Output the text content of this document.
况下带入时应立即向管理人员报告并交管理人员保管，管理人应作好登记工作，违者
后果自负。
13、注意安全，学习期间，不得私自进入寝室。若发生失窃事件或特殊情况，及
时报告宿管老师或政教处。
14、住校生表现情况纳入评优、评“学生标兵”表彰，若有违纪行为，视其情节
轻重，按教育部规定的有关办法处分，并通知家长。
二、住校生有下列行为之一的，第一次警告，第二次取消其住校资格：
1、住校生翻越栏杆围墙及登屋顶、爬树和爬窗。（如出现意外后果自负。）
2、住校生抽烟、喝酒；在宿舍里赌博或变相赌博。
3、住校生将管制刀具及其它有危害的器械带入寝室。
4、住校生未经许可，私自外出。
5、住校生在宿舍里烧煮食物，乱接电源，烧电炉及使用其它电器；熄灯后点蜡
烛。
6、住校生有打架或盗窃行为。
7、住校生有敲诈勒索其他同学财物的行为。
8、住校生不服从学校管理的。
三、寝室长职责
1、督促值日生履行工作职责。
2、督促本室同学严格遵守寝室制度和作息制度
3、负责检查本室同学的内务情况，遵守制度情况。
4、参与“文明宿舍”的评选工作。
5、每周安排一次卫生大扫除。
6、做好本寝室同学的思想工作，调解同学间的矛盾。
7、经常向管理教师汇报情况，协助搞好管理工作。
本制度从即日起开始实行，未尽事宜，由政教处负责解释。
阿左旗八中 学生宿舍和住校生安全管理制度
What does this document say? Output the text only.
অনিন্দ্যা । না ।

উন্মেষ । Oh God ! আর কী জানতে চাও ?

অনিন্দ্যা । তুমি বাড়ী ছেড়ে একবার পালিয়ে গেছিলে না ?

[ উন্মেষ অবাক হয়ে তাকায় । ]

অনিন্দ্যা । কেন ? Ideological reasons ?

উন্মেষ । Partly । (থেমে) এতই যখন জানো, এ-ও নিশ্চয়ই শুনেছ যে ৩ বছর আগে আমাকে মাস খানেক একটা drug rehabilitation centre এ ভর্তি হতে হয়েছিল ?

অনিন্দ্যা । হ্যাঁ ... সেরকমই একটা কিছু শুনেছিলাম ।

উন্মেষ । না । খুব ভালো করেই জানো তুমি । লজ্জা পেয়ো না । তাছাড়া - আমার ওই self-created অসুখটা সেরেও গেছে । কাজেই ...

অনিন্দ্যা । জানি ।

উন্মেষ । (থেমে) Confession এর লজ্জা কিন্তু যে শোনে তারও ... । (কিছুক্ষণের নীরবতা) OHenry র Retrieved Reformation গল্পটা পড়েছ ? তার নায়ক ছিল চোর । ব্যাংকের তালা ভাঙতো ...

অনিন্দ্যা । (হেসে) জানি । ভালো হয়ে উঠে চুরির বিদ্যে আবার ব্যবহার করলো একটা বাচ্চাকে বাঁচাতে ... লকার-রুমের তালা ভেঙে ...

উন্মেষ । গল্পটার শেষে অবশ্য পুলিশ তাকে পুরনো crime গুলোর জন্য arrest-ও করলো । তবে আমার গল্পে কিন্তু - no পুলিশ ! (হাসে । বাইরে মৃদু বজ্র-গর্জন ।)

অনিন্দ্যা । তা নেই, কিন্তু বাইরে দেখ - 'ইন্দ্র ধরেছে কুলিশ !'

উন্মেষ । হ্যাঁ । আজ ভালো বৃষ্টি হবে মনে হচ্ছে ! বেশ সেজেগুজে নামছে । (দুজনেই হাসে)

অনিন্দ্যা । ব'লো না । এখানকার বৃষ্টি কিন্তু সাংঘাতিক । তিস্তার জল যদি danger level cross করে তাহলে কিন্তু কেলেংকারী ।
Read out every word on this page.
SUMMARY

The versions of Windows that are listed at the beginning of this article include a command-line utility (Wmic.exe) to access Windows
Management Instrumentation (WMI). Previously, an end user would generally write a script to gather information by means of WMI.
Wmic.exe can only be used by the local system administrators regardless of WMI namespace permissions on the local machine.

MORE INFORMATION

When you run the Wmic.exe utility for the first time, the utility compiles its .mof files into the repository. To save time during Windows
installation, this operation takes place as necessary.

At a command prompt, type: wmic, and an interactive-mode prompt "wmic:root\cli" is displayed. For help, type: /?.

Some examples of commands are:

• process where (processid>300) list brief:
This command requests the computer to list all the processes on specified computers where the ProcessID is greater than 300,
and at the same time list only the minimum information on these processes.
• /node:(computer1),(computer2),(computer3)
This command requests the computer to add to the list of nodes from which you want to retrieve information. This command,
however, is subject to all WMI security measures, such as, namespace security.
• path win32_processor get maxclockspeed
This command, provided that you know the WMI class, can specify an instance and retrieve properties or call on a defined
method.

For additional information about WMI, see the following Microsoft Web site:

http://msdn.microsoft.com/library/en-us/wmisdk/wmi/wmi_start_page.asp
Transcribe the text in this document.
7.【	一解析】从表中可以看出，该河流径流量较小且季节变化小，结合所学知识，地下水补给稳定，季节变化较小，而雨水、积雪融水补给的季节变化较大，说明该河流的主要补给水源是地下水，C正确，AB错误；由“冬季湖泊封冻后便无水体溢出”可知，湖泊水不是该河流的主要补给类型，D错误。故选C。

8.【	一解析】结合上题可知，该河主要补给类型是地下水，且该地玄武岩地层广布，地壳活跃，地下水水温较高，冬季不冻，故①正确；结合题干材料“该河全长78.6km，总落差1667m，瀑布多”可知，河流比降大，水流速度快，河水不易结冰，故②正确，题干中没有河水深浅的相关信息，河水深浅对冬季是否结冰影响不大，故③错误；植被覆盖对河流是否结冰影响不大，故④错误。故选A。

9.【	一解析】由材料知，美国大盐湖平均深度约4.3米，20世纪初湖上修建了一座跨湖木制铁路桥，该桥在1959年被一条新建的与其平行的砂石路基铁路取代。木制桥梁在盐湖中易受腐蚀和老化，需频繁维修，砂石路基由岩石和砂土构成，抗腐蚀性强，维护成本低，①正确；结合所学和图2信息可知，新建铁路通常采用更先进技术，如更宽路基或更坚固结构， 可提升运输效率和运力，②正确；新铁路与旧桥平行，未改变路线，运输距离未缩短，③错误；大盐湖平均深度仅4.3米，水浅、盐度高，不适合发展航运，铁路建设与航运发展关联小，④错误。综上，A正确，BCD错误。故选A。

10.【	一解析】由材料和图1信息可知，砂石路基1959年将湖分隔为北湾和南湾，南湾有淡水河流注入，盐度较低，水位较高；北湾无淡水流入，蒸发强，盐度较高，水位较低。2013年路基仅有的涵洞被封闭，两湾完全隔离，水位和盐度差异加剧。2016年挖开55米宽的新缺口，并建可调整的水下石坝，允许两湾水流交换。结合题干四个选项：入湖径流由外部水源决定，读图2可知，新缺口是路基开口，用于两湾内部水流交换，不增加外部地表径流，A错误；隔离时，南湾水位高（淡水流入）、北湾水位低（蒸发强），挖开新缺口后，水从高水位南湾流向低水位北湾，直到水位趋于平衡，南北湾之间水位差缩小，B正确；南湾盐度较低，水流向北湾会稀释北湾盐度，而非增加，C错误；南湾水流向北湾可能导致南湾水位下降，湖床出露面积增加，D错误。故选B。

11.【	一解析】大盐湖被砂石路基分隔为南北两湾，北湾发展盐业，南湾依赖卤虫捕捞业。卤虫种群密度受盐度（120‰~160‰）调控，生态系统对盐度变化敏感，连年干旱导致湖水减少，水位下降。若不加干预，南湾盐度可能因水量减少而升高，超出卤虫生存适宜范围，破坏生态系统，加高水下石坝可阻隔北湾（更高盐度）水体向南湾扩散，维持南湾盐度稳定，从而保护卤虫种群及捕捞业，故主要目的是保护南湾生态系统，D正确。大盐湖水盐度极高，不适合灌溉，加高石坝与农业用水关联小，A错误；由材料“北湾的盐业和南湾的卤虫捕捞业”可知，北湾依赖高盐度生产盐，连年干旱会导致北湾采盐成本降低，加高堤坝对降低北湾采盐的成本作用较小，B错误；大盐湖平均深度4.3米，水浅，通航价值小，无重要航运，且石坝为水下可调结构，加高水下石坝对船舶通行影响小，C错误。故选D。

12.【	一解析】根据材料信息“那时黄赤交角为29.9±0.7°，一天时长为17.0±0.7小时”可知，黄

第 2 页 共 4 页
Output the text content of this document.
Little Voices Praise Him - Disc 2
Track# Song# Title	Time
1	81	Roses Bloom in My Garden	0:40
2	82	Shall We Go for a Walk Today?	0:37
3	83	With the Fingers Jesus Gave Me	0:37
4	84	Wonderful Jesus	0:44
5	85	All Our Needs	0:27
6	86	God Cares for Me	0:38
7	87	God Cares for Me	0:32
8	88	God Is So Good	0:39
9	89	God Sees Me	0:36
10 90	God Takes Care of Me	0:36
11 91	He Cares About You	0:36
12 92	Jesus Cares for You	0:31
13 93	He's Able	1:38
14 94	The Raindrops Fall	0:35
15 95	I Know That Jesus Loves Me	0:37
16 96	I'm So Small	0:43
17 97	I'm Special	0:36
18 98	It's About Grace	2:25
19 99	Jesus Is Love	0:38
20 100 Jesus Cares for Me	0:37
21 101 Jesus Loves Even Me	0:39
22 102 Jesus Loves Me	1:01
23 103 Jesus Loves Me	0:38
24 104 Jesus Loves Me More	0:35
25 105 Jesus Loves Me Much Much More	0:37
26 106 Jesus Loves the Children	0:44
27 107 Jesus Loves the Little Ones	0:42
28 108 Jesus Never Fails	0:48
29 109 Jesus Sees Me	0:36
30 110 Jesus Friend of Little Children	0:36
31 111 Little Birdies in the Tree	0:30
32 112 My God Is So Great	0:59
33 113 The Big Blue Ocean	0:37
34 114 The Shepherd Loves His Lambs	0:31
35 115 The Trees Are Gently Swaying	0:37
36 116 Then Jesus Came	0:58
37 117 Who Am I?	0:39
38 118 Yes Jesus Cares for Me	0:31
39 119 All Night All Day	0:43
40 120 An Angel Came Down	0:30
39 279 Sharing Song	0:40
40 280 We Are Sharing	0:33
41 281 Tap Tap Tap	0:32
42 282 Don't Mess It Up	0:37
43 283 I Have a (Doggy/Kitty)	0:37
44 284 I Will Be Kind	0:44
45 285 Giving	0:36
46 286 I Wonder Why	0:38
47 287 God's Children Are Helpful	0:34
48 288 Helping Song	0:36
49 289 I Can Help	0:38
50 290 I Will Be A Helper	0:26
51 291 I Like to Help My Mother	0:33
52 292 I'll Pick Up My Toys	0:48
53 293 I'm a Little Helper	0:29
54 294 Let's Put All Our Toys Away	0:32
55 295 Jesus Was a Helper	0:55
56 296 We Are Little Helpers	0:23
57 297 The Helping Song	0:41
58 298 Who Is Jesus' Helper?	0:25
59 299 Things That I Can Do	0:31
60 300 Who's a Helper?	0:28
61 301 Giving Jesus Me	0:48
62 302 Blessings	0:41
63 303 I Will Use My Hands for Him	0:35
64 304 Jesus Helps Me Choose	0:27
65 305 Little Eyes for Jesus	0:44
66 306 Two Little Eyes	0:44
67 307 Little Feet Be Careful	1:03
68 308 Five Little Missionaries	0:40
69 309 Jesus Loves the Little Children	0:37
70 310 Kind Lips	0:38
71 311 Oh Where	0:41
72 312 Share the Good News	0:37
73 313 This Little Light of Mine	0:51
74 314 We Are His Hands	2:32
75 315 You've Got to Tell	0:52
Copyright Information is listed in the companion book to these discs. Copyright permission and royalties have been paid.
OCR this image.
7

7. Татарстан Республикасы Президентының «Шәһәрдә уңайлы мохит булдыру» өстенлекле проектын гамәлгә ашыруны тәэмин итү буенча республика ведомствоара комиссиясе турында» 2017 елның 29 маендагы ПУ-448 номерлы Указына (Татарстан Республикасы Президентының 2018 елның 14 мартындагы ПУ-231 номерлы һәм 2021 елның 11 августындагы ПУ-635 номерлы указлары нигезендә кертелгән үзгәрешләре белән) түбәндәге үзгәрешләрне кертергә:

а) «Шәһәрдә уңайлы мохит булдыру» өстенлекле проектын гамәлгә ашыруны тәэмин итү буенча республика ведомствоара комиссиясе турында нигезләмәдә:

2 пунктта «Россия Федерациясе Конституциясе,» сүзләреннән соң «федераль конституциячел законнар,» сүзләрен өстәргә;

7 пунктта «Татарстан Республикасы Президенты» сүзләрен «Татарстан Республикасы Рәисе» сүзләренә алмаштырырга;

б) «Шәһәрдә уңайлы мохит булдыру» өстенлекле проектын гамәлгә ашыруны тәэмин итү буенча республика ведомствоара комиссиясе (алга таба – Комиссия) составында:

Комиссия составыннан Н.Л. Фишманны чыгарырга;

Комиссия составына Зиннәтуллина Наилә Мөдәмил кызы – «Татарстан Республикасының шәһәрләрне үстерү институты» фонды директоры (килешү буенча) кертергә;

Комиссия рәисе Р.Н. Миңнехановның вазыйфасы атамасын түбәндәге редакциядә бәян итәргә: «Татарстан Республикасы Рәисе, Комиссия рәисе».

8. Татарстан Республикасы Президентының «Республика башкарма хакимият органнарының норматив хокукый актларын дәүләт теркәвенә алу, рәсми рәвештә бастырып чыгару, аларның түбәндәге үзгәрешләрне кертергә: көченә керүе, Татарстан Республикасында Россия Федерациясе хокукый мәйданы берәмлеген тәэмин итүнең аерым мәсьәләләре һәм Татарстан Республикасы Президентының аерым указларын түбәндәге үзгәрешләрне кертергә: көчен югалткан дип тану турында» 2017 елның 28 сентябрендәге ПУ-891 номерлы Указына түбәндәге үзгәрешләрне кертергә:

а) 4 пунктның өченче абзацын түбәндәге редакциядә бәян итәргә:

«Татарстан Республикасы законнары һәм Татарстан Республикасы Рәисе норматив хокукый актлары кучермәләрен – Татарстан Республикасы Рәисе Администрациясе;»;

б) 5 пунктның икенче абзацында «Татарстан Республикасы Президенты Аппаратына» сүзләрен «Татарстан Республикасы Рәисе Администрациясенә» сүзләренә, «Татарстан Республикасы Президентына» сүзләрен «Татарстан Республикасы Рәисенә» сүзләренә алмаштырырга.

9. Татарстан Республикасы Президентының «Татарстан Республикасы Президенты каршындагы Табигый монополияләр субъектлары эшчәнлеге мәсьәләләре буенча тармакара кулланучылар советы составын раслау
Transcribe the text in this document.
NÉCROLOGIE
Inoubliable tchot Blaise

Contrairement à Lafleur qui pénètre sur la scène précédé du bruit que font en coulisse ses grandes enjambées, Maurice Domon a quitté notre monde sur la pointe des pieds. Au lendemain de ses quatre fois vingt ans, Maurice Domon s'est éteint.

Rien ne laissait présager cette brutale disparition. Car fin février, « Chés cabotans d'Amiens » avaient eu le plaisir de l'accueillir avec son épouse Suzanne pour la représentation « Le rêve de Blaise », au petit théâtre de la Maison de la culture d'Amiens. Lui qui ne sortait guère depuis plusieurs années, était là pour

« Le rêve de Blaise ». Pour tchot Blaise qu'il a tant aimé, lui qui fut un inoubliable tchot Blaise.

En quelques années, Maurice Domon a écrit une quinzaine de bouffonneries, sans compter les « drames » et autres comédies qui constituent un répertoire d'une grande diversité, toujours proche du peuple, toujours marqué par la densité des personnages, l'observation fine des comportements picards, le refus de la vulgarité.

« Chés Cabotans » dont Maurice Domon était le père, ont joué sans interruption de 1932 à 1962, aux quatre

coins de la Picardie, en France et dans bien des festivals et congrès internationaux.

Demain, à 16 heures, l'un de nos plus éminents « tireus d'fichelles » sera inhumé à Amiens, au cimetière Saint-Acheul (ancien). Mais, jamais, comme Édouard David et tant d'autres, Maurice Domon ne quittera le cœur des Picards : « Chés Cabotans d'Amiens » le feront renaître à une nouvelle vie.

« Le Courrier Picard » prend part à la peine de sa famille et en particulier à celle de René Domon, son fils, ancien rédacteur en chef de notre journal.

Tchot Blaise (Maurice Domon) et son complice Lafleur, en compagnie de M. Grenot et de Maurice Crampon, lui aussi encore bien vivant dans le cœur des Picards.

——

Written request | From the listing above, collect every line that mentions the word "Maurice".

Complete response |
Contrairement à Lafleur qui pénètre sur la scène précédé du bruit que font en coulisse ses grandes enjambées, Maurice Domon a quitté notre monde sur la pointe des pieds. Au lendemain de ses quatre fois vingt ans, Maurice Domon s'est éteint.
En quelques années, Maurice Domon a écrit une quinzaine de bouffonneries, sans compter les « drames » et autres comédies qui constituent un répertoire d'une grande diversité, toujours proche du peuple, toujours marqué par la densité des personnages, l'observation fine des comportements picards, le refus de la vulgarité.
« Chés Cabotans » dont Maurice Domon était le père, ont joué sans interruption de 1932 à 1962, aux quatre
Demain, à 16 heures, l'un de nos plus éminents « tireus d'fichelles » sera inhumé à Amiens, au cimetière Saint-Acheul (ancien). Mais, jamais, comme Édouard David et tant d'autres, Maurice Domon ne quittera le cœur des Picards : « Chés Cabotans d'Amiens » le feront renaître à une nouvelle vie.
Tchot Blaise (Maurice Domon) et son complice Lafleur, en compagnie de M. Grenot et de Maurice Crampon, lui aussi encore bien vivant dans le cœur des Picards.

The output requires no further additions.